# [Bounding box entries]

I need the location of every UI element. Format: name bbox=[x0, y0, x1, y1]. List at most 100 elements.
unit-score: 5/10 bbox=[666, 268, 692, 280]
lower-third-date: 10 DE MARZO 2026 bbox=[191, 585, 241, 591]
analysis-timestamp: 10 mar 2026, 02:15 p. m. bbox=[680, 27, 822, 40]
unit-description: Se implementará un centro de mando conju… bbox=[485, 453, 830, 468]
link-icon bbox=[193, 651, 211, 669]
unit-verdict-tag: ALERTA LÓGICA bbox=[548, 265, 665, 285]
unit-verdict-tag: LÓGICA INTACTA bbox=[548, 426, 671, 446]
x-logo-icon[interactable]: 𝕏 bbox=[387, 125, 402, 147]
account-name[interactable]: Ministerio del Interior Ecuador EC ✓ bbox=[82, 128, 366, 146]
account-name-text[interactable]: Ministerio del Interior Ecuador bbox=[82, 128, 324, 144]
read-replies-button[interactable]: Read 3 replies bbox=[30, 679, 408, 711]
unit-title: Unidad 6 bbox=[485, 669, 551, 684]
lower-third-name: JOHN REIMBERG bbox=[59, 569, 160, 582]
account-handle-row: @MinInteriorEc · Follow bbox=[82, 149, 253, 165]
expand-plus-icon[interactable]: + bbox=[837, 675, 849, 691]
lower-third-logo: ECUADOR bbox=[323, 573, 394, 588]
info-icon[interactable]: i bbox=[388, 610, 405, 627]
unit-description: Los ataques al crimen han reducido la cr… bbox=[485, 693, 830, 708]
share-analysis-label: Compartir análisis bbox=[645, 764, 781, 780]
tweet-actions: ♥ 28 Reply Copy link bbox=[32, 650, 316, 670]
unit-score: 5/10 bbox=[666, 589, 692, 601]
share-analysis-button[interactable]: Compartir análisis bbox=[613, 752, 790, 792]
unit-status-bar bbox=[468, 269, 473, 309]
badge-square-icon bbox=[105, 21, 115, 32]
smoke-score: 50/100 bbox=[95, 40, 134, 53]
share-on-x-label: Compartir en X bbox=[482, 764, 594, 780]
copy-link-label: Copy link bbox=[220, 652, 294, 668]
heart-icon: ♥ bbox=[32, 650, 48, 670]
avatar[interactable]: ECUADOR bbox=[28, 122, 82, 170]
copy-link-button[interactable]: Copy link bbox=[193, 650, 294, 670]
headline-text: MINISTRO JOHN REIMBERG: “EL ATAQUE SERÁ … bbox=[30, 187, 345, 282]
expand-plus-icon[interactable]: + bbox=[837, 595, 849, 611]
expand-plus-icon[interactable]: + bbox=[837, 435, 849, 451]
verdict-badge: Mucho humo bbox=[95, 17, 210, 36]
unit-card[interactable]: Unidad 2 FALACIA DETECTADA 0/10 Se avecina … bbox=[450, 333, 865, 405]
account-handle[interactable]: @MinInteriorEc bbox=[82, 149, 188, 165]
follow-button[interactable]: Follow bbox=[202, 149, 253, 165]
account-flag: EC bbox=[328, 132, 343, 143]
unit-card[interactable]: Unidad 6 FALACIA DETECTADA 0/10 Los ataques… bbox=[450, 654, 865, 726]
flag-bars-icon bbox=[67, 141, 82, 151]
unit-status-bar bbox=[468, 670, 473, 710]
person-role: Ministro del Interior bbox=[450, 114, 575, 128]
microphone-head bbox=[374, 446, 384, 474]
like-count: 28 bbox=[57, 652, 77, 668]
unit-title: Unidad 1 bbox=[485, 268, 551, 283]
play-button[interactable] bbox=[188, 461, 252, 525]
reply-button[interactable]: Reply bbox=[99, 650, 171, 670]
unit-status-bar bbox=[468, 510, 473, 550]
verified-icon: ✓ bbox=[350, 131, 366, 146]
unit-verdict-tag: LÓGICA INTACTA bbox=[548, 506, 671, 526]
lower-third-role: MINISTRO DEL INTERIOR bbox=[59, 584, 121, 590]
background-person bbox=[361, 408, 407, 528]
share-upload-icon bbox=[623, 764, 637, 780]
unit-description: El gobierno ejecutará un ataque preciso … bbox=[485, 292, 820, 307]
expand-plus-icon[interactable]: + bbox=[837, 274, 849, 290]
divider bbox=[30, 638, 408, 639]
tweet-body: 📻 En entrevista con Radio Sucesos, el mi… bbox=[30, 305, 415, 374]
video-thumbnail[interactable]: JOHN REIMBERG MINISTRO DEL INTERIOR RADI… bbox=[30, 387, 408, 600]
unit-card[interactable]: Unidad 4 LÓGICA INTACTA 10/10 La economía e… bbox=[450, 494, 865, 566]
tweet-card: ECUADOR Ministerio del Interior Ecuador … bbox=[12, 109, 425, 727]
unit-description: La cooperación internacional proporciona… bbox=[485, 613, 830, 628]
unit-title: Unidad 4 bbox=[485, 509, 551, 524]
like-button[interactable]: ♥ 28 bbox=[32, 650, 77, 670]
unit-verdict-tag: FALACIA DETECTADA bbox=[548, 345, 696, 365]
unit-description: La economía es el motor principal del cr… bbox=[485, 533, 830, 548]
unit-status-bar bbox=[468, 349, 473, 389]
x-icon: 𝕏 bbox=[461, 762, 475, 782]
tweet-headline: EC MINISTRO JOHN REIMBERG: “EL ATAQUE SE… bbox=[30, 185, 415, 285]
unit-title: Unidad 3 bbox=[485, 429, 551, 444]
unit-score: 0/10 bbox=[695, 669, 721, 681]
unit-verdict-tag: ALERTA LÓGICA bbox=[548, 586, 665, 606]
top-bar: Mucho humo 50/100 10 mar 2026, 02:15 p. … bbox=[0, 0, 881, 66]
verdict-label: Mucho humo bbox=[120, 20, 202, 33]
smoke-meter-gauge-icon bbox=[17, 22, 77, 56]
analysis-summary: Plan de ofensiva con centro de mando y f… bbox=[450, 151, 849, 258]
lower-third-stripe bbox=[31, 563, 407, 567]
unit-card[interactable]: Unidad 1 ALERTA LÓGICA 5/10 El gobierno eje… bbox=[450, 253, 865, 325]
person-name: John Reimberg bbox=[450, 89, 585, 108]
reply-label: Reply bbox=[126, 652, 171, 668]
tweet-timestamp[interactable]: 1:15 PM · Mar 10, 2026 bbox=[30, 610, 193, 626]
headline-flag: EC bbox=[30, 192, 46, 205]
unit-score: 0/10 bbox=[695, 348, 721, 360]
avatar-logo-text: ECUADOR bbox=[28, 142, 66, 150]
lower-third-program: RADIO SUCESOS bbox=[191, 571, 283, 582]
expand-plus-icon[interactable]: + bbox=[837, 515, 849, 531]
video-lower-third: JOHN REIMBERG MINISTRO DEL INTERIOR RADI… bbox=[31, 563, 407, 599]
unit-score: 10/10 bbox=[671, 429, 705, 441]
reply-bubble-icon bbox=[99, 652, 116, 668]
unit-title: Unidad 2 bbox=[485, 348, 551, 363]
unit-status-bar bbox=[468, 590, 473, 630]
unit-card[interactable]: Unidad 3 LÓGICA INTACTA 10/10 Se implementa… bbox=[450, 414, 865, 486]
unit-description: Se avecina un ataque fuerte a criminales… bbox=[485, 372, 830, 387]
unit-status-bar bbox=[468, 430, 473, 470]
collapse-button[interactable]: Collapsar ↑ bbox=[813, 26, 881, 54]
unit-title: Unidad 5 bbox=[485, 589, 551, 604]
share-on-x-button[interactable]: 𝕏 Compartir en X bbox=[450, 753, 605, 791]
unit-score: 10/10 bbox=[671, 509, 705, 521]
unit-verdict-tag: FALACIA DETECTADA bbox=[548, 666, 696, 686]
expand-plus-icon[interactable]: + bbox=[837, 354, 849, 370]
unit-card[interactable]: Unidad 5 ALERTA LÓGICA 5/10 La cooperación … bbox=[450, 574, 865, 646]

# [GIVEN PROBLEM]
Copy every line of the data above without changing anything.

# [RIGHT ANSWER]
I need the location of every UI element. Format: name bbox=[x0, y0, x1, y1]. List at most 100 elements.
unit-score: 5/10 bbox=[666, 268, 692, 280]
lower-third-date: 10 DE MARZO 2026 bbox=[191, 585, 241, 591]
analysis-timestamp: 10 mar 2026, 02:15 p. m. bbox=[680, 27, 822, 40]
unit-description: Se implementará un centro de mando conju… bbox=[485, 453, 830, 468]
link-icon bbox=[193, 651, 211, 669]
unit-verdict-tag: ALERTA LÓGICA bbox=[548, 265, 665, 285]
unit-verdict-tag: LÓGICA INTACTA bbox=[548, 426, 671, 446]
x-logo-icon[interactable]: 𝕏 bbox=[387, 125, 402, 147]
account-name[interactable]: Ministerio del Interior Ecuador EC ✓ bbox=[82, 128, 366, 146]
account-name-text[interactable]: Ministerio del Interior Ecuador bbox=[82, 128, 324, 144]
read-replies-button[interactable]: Read 3 replies bbox=[30, 679, 408, 711]
unit-title: Unidad 6 bbox=[485, 669, 551, 684]
lower-third-name: JOHN REIMBERG bbox=[59, 569, 160, 582]
account-handle-row: @MinInteriorEc · Follow bbox=[82, 149, 253, 165]
expand-plus-icon[interactable]: + bbox=[837, 675, 849, 691]
lower-third-logo: ECUADOR bbox=[323, 573, 394, 588]
info-icon[interactable]: i bbox=[388, 610, 405, 627]
unit-description: Los ataques al crimen han reducido la cr… bbox=[485, 693, 830, 708]
share-analysis-label: Compartir análisis bbox=[645, 764, 781, 780]
tweet-actions: ♥ 28 Reply Copy link bbox=[32, 650, 316, 670]
unit-score: 5/10 bbox=[666, 589, 692, 601]
share-analysis-button[interactable]: Compartir análisis bbox=[613, 752, 790, 792]
unit-status-bar bbox=[468, 269, 473, 309]
badge-square-icon bbox=[105, 21, 115, 32]
smoke-score: 50/100 bbox=[95, 40, 134, 53]
share-on-x-label: Compartir en X bbox=[482, 764, 594, 780]
copy-link-label: Copy link bbox=[220, 652, 294, 668]
heart-icon: ♥ bbox=[32, 650, 48, 670]
avatar[interactable]: ECUADOR bbox=[28, 122, 82, 170]
copy-link-button[interactable]: Copy link bbox=[193, 650, 294, 670]
headline-text: MINISTRO JOHN REIMBERG: “EL ATAQUE SERÁ … bbox=[30, 187, 345, 282]
expand-plus-icon[interactable]: + bbox=[837, 595, 849, 611]
expand-plus-icon[interactable]: + bbox=[837, 435, 849, 451]
verdict-badge: Mucho humo bbox=[95, 17, 210, 36]
unit-card[interactable]: Unidad 2 FALACIA DETECTADA 0/10 Se avecina … bbox=[450, 333, 865, 405]
account-handle[interactable]: @MinInteriorEc bbox=[82, 149, 188, 165]
follow-button[interactable]: Follow bbox=[202, 149, 253, 165]
account-flag: EC bbox=[328, 132, 343, 143]
unit-card[interactable]: Unidad 6 FALACIA DETECTADA 0/10 Los ataques… bbox=[450, 654, 865, 726]
flag-bars-icon bbox=[67, 141, 82, 151]
unit-status-bar bbox=[468, 670, 473, 710]
person-role: Ministro del Interior bbox=[450, 114, 575, 128]
microphone-head bbox=[374, 446, 384, 474]
like-count: 28 bbox=[57, 652, 77, 668]
unit-title: Unidad 1 bbox=[485, 268, 551, 283]
play-button[interactable] bbox=[188, 461, 252, 525]
reply-button[interactable]: Reply bbox=[99, 650, 171, 670]
unit-status-bar bbox=[468, 510, 473, 550]
verified-icon: ✓ bbox=[350, 131, 366, 146]
unit-verdict-tag: LÓGICA INTACTA bbox=[548, 506, 671, 526]
lower-third-role: MINISTRO DEL INTERIOR bbox=[59, 584, 121, 590]
background-person bbox=[361, 408, 407, 528]
share-upload-icon bbox=[623, 764, 637, 780]
unit-description: El gobierno ejecutará un ataque preciso … bbox=[485, 292, 820, 307]
expand-plus-icon[interactable]: + bbox=[837, 274, 849, 290]
divider bbox=[30, 638, 408, 639]
tweet-body: 📻 En entrevista con Radio Sucesos, el mi… bbox=[30, 305, 415, 374]
video-thumbnail[interactable]: JOHN REIMBERG MINISTRO DEL INTERIOR RADI… bbox=[30, 387, 408, 600]
unit-card[interactable]: Unidad 4 LÓGICA INTACTA 10/10 La economía e… bbox=[450, 494, 865, 566]
tweet-card: ECUADOR Ministerio del Interior Ecuador … bbox=[12, 109, 425, 727]
unit-description: La cooperación internacional proporciona… bbox=[485, 613, 830, 628]
unit-title: Unidad 4 bbox=[485, 509, 551, 524]
like-button[interactable]: ♥ 28 bbox=[32, 650, 77, 670]
unit-verdict-tag: FALACIA DETECTADA bbox=[548, 345, 696, 365]
unit-description: La economía es el motor principal del cr… bbox=[485, 533, 830, 548]
unit-status-bar bbox=[468, 349, 473, 389]
x-icon: 𝕏 bbox=[461, 762, 475, 782]
tweet-headline: EC MINISTRO JOHN REIMBERG: “EL ATAQUE SE… bbox=[30, 185, 415, 285]
unit-title: Unidad 3 bbox=[485, 429, 551, 444]
unit-score: 0/10 bbox=[695, 669, 721, 681]
unit-verdict-tag: ALERTA LÓGICA bbox=[548, 586, 665, 606]
top-bar: Mucho humo 50/100 10 mar 2026, 02:15 p. … bbox=[0, 0, 881, 66]
verdict-label: Mucho humo bbox=[120, 20, 202, 33]
smoke-meter-gauge-icon bbox=[17, 22, 77, 56]
analysis-summary: Plan de ofensiva con centro de mando y f… bbox=[450, 151, 849, 258]
lower-third-stripe bbox=[31, 563, 407, 567]
unit-card[interactable]: Unidad 1 ALERTA LÓGICA 5/10 El gobierno eje… bbox=[450, 253, 865, 325]
person-name: John Reimberg bbox=[450, 89, 585, 108]
reply-label: Reply bbox=[126, 652, 171, 668]
tweet-timestamp[interactable]: 1:15 PM · Mar 10, 2026 bbox=[30, 610, 193, 626]
headline-flag: EC bbox=[30, 192, 46, 205]
unit-score: 0/10 bbox=[695, 348, 721, 360]
avatar-logo-text: ECUADOR bbox=[28, 142, 66, 150]
lower-third-program: RADIO SUCESOS bbox=[191, 571, 283, 582]
expand-plus-icon[interactable]: + bbox=[837, 515, 849, 531]
video-lower-third: JOHN REIMBERG MINISTRO DEL INTERIOR RADI… bbox=[31, 563, 407, 599]
unit-score: 10/10 bbox=[671, 429, 705, 441]
reply-bubble-icon bbox=[99, 652, 116, 668]
unit-title: Unidad 2 bbox=[485, 348, 551, 363]
unit-status-bar bbox=[468, 590, 473, 630]
unit-card[interactable]: Unidad 3 LÓGICA INTACTA 10/10 Se implementa… bbox=[450, 414, 865, 486]
unit-description: Se avecina un ataque fuerte a criminales… bbox=[485, 372, 830, 387]
unit-status-bar bbox=[468, 430, 473, 470]
collapse-button[interactable]: Collapsar ↑ bbox=[813, 26, 881, 54]
unit-title: Unidad 5 bbox=[485, 589, 551, 604]
share-on-x-button[interactable]: 𝕏 Compartir en X bbox=[450, 753, 605, 791]
unit-score: 10/10 bbox=[671, 509, 705, 521]
unit-verdict-tag: FALACIA DETECTADA bbox=[548, 666, 696, 686]
expand-plus-icon[interactable]: + bbox=[837, 354, 849, 370]
unit-card[interactable]: Unidad 5 ALERTA LÓGICA 5/10 La cooperación … bbox=[450, 574, 865, 646]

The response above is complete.